→ **WHAT TO WORK ON**: State the number of lines that hold the string "meta", with nothing added.

→ **GIVEN DATA**:
_____

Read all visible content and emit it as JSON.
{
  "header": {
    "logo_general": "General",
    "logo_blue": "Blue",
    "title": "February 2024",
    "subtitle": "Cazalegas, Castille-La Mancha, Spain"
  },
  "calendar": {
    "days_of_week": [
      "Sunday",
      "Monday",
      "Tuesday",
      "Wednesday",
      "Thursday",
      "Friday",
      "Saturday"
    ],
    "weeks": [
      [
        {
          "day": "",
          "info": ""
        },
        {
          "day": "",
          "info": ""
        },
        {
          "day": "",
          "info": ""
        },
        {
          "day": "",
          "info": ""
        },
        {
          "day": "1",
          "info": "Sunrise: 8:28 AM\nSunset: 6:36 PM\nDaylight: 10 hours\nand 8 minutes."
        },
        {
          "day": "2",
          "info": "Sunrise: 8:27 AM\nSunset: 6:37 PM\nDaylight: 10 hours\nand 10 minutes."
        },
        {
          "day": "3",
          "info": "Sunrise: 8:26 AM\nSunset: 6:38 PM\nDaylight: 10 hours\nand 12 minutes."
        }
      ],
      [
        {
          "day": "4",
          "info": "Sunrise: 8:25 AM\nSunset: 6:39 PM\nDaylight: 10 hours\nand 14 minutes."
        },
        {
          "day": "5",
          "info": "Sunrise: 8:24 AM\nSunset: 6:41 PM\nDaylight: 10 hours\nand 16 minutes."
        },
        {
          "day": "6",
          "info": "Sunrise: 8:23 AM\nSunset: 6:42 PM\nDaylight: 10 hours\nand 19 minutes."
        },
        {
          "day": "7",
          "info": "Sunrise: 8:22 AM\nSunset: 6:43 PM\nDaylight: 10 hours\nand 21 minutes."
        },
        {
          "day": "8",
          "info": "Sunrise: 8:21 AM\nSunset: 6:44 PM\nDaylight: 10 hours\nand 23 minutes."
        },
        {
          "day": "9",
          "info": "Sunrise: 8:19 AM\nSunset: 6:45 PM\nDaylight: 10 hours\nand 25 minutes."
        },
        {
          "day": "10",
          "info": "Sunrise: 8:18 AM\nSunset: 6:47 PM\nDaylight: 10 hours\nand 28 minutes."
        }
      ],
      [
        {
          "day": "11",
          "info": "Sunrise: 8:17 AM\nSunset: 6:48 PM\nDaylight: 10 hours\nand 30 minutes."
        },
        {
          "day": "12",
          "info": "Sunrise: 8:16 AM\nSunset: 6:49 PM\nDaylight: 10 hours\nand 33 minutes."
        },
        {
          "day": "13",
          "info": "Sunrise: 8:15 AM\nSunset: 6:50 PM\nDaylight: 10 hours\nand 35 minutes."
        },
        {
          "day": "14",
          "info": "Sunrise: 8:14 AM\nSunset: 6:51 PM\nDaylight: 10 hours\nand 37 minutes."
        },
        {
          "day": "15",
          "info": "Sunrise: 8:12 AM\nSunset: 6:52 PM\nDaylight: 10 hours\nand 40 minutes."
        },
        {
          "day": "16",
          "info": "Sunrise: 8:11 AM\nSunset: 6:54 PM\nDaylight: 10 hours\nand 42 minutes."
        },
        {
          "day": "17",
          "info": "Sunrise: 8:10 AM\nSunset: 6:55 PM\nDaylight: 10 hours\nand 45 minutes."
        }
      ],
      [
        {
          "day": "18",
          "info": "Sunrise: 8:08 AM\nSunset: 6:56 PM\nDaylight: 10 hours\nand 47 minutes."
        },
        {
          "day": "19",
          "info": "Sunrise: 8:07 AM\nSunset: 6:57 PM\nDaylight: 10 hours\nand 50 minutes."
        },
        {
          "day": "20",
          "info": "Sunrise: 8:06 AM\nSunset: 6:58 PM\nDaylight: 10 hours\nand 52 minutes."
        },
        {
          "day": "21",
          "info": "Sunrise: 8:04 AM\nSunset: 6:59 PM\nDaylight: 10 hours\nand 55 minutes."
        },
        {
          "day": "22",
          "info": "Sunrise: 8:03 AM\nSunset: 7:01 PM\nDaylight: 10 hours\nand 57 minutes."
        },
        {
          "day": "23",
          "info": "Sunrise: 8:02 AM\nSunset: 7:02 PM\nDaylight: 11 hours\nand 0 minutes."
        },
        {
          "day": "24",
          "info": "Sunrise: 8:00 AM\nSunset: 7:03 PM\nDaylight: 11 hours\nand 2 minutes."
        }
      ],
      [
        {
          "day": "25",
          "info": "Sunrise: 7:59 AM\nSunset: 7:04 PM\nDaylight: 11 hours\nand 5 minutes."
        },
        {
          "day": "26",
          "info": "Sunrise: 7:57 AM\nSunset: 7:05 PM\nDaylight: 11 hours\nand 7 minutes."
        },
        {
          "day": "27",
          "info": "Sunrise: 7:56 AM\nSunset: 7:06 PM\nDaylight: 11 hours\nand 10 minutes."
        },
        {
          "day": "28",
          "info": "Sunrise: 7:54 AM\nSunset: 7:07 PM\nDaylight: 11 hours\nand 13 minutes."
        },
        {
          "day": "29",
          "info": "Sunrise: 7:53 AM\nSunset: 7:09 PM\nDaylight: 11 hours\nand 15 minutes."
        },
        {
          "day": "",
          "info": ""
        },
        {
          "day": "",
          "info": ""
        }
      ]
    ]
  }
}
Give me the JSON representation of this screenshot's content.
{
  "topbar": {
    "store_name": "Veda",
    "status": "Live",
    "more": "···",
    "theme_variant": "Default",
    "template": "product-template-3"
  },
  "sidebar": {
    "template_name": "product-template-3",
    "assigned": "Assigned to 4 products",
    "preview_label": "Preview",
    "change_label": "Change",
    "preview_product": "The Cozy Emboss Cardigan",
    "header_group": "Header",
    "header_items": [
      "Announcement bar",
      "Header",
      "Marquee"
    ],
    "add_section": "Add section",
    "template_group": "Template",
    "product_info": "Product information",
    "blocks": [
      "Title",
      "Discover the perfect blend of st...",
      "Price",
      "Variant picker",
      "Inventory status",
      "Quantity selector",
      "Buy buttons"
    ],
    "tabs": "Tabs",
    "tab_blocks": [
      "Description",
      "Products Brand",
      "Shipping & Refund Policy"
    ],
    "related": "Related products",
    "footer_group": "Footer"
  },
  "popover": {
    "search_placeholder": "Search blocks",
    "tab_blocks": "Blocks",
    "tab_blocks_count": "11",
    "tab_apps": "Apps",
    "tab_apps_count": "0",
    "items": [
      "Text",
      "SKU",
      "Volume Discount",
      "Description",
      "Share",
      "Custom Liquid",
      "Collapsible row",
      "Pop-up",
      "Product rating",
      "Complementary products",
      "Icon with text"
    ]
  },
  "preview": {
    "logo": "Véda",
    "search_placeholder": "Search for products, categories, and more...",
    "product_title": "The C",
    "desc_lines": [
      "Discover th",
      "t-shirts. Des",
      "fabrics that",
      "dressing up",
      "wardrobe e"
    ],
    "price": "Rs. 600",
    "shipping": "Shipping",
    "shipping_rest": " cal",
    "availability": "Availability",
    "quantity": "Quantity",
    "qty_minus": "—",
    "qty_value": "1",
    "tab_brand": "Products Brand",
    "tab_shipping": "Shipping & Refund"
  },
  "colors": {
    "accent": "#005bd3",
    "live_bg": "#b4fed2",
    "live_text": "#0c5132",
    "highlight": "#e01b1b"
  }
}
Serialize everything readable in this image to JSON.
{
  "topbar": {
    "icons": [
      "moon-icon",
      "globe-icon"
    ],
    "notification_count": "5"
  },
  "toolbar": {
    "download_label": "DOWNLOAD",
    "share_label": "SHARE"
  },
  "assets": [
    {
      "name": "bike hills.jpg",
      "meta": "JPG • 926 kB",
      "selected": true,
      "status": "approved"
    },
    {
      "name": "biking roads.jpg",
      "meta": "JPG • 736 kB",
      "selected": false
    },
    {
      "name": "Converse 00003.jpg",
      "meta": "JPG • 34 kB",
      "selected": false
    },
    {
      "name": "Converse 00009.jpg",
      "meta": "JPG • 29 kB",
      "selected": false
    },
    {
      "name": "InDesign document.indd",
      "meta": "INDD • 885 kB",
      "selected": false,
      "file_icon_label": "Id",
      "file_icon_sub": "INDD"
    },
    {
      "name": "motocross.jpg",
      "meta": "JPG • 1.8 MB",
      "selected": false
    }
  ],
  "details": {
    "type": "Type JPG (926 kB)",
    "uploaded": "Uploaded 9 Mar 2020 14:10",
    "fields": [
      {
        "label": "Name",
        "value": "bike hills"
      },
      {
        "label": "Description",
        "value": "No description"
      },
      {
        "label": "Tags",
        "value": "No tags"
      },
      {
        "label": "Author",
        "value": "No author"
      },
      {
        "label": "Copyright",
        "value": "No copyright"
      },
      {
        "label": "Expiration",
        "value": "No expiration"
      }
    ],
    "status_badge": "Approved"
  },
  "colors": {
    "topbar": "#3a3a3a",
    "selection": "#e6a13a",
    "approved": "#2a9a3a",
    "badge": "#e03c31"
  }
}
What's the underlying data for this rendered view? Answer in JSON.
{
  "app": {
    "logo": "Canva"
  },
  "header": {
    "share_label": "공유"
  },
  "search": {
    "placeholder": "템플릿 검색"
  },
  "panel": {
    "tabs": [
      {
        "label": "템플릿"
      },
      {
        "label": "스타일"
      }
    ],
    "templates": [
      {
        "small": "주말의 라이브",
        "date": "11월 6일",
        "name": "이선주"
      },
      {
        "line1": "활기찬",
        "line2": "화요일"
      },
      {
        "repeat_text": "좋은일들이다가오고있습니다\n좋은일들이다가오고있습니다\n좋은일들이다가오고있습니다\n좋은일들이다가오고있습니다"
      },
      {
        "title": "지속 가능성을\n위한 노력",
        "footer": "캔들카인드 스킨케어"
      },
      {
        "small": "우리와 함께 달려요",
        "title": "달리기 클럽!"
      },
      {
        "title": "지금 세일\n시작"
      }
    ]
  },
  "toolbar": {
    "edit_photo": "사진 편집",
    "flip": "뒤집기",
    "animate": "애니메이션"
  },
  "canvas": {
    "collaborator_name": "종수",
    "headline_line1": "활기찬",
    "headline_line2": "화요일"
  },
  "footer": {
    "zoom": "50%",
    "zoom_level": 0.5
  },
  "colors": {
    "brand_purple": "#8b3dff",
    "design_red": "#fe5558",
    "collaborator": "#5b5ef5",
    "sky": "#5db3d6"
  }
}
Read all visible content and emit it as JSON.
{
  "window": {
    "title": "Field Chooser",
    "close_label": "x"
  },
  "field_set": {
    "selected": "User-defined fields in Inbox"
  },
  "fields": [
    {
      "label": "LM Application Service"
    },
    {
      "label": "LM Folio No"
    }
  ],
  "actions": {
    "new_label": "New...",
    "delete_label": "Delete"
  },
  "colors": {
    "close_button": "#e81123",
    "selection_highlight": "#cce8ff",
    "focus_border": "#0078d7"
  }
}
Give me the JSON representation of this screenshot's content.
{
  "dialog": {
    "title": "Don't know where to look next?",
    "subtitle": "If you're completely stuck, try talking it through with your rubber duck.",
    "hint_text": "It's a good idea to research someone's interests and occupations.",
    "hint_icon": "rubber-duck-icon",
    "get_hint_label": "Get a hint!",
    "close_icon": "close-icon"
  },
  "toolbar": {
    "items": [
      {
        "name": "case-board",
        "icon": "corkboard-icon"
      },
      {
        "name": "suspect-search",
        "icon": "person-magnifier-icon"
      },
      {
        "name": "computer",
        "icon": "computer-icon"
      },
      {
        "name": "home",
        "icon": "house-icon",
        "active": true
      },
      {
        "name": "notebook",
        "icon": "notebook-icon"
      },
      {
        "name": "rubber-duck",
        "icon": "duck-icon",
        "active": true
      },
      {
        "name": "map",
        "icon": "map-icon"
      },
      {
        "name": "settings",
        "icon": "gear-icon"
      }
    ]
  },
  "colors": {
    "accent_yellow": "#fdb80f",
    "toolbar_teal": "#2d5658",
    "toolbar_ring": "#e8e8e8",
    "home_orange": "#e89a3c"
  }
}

_____

→ **RESPONSE FOR THIS EXERCISE**: 6